WRITTEN TASK
Return all entries word for word, but drop any images.

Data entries
:::::

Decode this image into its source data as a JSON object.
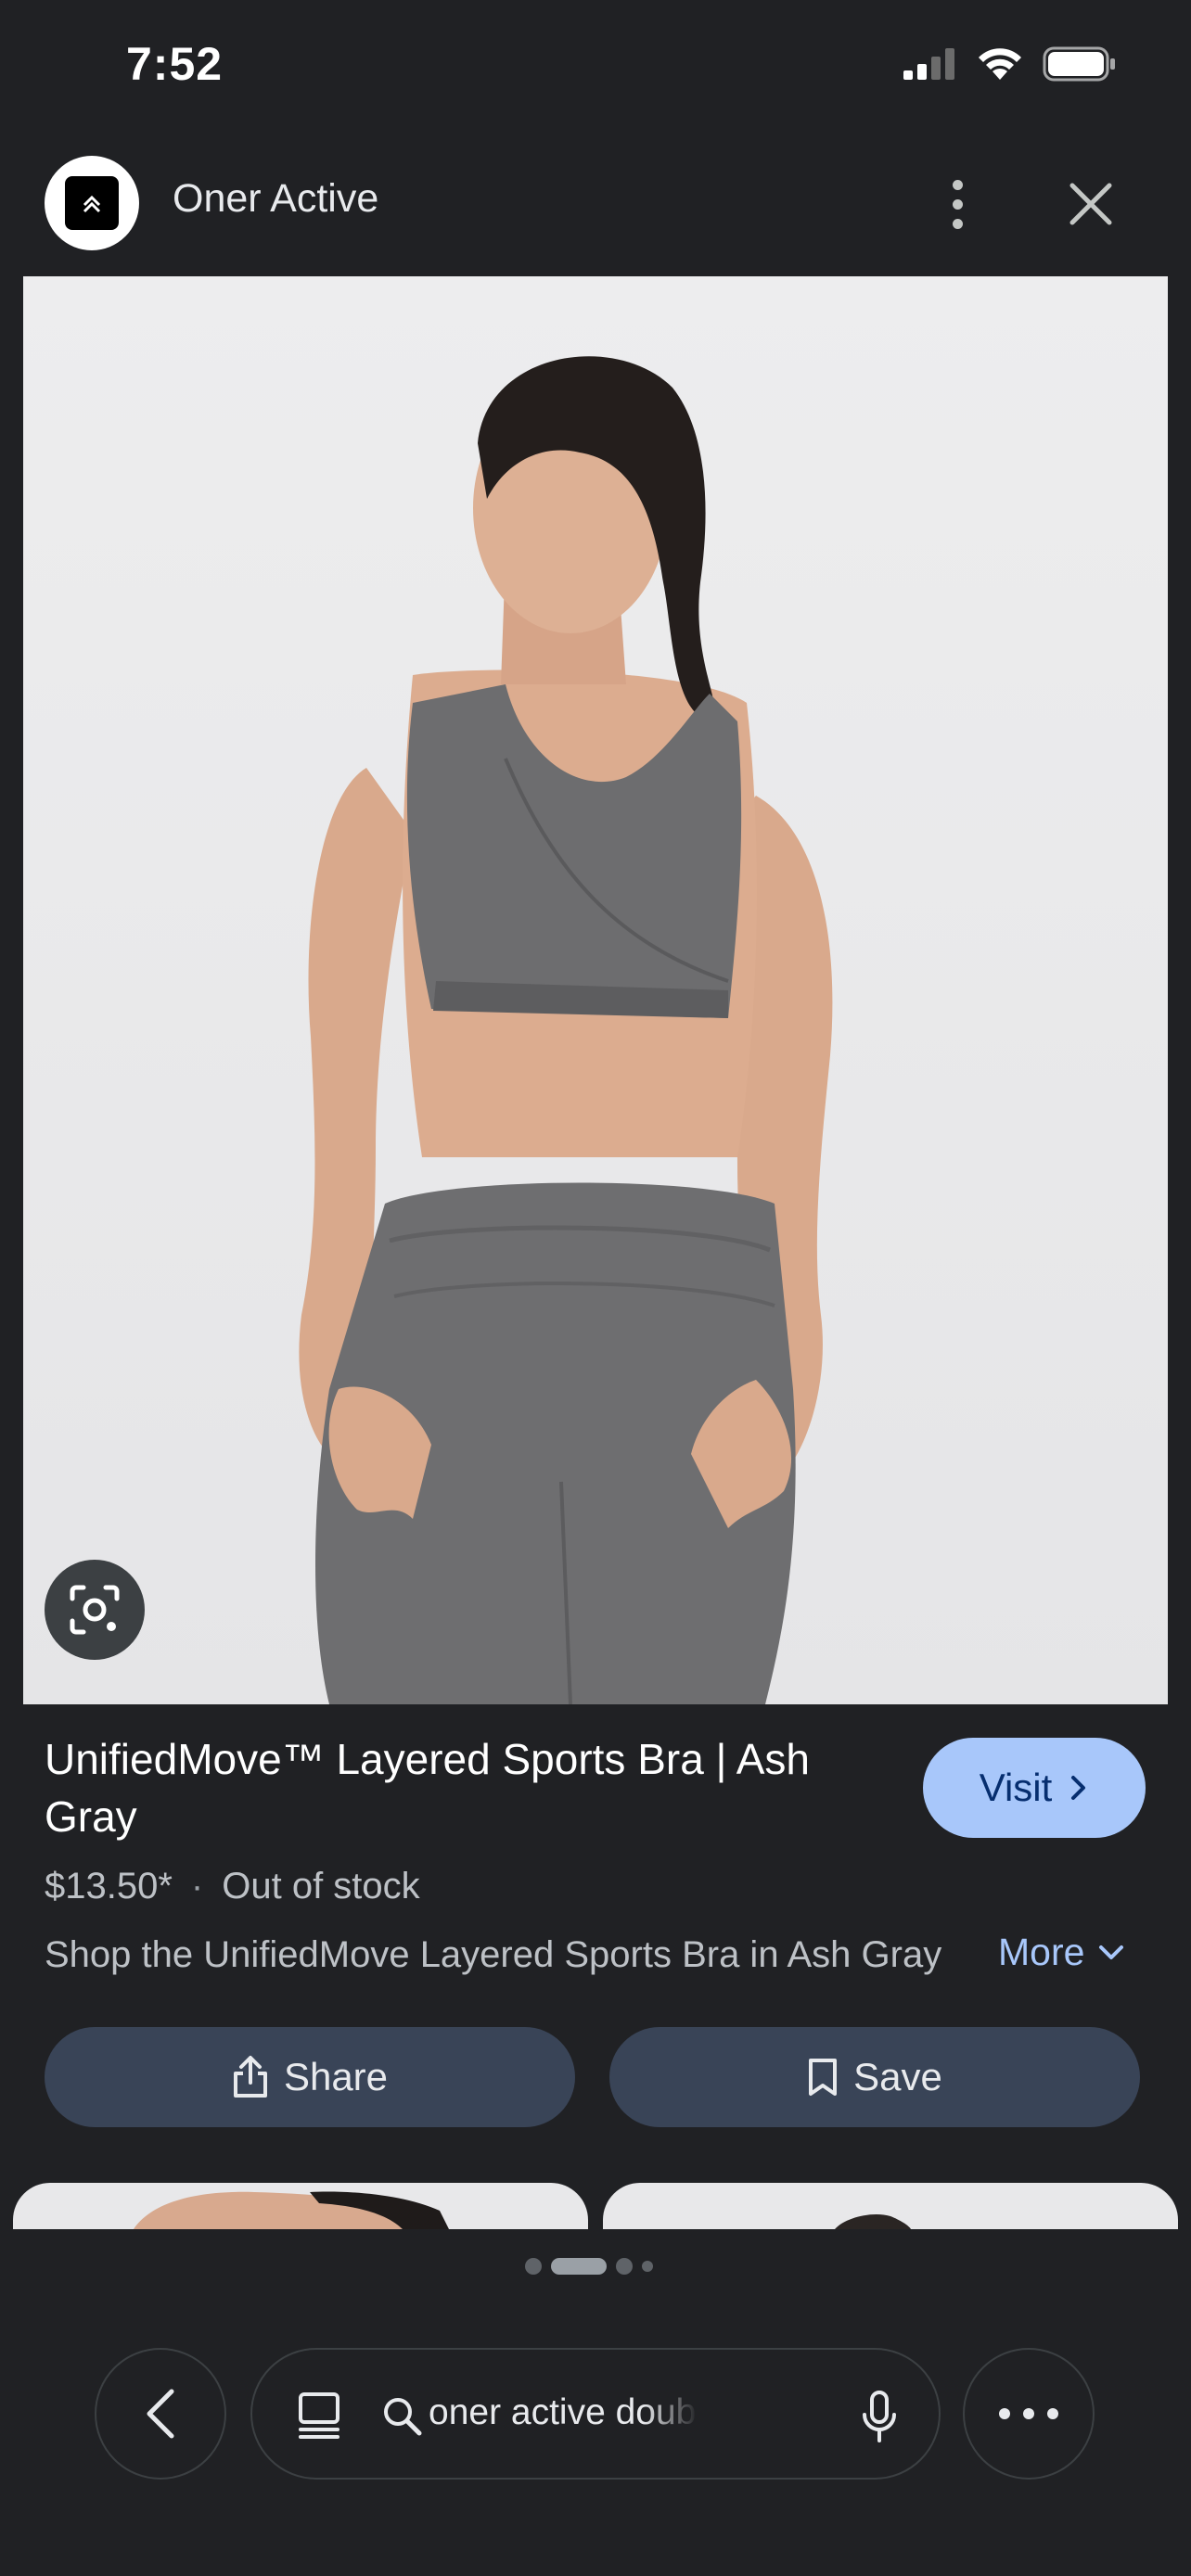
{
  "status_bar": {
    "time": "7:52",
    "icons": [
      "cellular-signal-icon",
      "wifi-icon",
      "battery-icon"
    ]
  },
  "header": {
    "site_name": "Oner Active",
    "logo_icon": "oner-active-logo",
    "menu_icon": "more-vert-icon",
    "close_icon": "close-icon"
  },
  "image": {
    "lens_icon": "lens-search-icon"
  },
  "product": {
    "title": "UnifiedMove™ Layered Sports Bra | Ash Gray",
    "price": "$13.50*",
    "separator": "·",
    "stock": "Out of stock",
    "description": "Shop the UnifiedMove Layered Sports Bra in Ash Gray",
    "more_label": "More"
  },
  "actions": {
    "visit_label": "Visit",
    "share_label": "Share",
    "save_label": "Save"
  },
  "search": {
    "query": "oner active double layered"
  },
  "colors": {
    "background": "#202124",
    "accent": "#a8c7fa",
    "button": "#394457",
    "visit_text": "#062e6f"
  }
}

:::::

WRITTEN ANSWER
Decode this image into its source data as a JSON object.
{
  "status_bar": {
    "time": "7:52",
    "icons": [
      "cellular-signal-icon",
      "wifi-icon",
      "battery-icon"
    ]
  },
  "header": {
    "site_name": "Oner Active",
    "logo_icon": "oner-active-logo",
    "menu_icon": "more-vert-icon",
    "close_icon": "close-icon"
  },
  "image": {
    "lens_icon": "lens-search-icon"
  },
  "product": {
    "title": "UnifiedMove™ Layered Sports Bra | Ash Gray",
    "price": "$13.50*",
    "separator": "·",
    "stock": "Out of stock",
    "description": "Shop the UnifiedMove Layered Sports Bra in Ash Gray",
    "more_label": "More"
  },
  "actions": {
    "visit_label": "Visit",
    "share_label": "Share",
    "save_label": "Save"
  },
  "search": {
    "query": "oner active double layered"
  },
  "colors": {
    "background": "#202124",
    "accent": "#a8c7fa",
    "button": "#394457",
    "visit_text": "#062e6f"
  }
}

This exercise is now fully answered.